▶ **Task brief**: Of the lines in the listing, how many include the string "Volume"? Write the number and nothing else.

▶ **Material shown**:
──────────────────────────────

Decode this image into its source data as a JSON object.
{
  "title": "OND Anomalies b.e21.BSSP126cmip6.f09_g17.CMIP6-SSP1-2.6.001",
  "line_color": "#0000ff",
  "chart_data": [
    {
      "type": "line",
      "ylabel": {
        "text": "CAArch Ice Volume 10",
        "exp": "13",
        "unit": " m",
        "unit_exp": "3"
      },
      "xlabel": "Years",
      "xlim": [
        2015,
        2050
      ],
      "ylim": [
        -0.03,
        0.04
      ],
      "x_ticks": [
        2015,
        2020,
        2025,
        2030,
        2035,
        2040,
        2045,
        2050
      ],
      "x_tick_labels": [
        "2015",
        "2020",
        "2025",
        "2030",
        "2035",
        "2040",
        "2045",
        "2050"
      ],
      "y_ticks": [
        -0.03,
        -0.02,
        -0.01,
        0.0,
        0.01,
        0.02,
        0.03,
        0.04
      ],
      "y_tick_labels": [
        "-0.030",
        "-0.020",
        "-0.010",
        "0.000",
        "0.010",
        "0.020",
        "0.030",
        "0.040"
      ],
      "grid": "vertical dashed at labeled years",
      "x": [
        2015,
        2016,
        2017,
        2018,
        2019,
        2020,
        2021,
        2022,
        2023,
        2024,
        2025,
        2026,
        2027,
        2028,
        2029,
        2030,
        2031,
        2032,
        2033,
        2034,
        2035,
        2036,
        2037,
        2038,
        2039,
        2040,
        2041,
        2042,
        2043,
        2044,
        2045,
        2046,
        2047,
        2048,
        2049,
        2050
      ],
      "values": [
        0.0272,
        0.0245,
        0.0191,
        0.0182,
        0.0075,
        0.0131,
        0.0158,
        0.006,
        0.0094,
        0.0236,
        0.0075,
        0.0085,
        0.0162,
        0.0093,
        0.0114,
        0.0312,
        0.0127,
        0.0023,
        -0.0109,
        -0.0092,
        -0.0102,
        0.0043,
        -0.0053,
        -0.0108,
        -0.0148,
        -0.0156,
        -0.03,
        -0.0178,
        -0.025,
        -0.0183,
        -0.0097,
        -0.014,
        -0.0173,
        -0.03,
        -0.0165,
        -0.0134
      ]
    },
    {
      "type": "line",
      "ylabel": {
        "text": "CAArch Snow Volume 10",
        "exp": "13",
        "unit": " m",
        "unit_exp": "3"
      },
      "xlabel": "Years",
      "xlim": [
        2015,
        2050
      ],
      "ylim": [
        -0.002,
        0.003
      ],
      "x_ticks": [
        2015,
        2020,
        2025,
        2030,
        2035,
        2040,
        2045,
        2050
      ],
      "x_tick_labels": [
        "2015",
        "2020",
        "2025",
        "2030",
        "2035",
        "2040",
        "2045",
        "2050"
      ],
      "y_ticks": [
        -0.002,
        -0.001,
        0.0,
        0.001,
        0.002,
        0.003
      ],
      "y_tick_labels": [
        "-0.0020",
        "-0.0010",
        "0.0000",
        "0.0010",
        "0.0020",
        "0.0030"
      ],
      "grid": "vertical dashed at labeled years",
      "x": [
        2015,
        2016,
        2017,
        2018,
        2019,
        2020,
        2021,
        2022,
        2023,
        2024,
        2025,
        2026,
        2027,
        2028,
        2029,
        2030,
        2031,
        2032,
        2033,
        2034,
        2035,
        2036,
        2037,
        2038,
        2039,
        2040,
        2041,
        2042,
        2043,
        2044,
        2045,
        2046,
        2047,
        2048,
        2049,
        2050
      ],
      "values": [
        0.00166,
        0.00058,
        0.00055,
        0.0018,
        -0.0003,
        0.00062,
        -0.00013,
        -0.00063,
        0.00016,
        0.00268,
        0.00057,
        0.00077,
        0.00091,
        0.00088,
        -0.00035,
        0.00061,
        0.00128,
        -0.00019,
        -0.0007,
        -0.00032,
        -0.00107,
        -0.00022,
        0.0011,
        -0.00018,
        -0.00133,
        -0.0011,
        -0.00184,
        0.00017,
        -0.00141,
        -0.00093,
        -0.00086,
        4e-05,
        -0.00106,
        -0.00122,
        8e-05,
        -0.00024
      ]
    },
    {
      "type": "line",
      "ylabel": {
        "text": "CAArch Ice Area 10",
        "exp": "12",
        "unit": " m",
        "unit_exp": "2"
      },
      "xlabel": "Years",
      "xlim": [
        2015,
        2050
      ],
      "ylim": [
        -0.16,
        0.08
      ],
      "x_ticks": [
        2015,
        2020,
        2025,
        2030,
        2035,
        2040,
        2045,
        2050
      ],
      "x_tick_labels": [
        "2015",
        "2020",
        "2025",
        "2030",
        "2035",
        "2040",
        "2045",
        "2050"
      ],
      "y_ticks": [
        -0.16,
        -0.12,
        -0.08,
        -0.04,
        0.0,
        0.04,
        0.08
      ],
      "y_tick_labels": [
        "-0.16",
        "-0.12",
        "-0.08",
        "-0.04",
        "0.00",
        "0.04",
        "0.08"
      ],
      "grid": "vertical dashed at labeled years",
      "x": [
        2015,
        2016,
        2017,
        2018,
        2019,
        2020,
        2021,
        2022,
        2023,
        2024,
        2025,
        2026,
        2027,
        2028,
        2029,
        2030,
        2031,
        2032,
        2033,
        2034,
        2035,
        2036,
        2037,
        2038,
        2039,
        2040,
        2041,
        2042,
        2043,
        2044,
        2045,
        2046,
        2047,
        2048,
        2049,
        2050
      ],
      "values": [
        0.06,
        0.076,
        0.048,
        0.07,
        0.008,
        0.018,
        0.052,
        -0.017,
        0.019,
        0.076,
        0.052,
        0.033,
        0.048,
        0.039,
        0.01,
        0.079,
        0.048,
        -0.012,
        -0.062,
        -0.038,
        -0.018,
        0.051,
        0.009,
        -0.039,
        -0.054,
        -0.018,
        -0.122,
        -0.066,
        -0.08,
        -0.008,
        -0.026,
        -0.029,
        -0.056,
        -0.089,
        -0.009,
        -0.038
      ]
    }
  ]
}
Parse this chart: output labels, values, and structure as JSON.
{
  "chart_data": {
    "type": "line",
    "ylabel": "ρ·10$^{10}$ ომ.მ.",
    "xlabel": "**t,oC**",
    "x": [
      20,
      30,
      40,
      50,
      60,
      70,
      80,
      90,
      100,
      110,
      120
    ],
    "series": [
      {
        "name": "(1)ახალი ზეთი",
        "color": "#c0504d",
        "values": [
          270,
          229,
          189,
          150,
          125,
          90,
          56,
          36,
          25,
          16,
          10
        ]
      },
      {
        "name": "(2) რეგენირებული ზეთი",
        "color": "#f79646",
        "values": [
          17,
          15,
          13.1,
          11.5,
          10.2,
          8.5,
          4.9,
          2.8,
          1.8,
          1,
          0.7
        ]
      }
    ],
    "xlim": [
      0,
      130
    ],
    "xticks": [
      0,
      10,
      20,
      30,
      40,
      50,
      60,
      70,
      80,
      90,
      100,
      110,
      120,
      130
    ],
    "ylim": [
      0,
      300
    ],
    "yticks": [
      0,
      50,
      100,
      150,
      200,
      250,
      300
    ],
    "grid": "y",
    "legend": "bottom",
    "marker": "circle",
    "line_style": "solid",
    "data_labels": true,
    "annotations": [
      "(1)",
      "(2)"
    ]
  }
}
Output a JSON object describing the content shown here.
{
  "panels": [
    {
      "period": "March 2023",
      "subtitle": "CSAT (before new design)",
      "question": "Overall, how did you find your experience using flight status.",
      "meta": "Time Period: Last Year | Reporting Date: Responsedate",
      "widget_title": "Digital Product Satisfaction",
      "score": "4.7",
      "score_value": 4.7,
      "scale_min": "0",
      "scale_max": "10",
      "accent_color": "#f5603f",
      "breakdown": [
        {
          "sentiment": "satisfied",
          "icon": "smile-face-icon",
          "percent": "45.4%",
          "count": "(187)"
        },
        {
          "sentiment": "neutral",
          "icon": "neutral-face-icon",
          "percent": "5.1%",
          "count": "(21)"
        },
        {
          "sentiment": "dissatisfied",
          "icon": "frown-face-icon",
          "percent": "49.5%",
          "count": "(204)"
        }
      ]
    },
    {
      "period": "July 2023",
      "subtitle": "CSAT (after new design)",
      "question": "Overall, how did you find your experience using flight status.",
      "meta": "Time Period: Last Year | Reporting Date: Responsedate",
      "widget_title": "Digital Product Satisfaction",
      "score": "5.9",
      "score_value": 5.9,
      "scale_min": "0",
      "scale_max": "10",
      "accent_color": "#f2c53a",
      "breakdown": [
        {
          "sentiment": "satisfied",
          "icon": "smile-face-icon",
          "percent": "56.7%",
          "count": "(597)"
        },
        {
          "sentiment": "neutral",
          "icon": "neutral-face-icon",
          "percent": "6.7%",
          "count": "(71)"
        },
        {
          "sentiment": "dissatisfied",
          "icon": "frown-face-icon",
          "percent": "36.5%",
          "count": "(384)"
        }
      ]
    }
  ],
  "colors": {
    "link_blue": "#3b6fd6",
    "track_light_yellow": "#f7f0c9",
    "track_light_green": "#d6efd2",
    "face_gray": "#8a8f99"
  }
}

──────────────────────────────

▶ **Right answer**: 2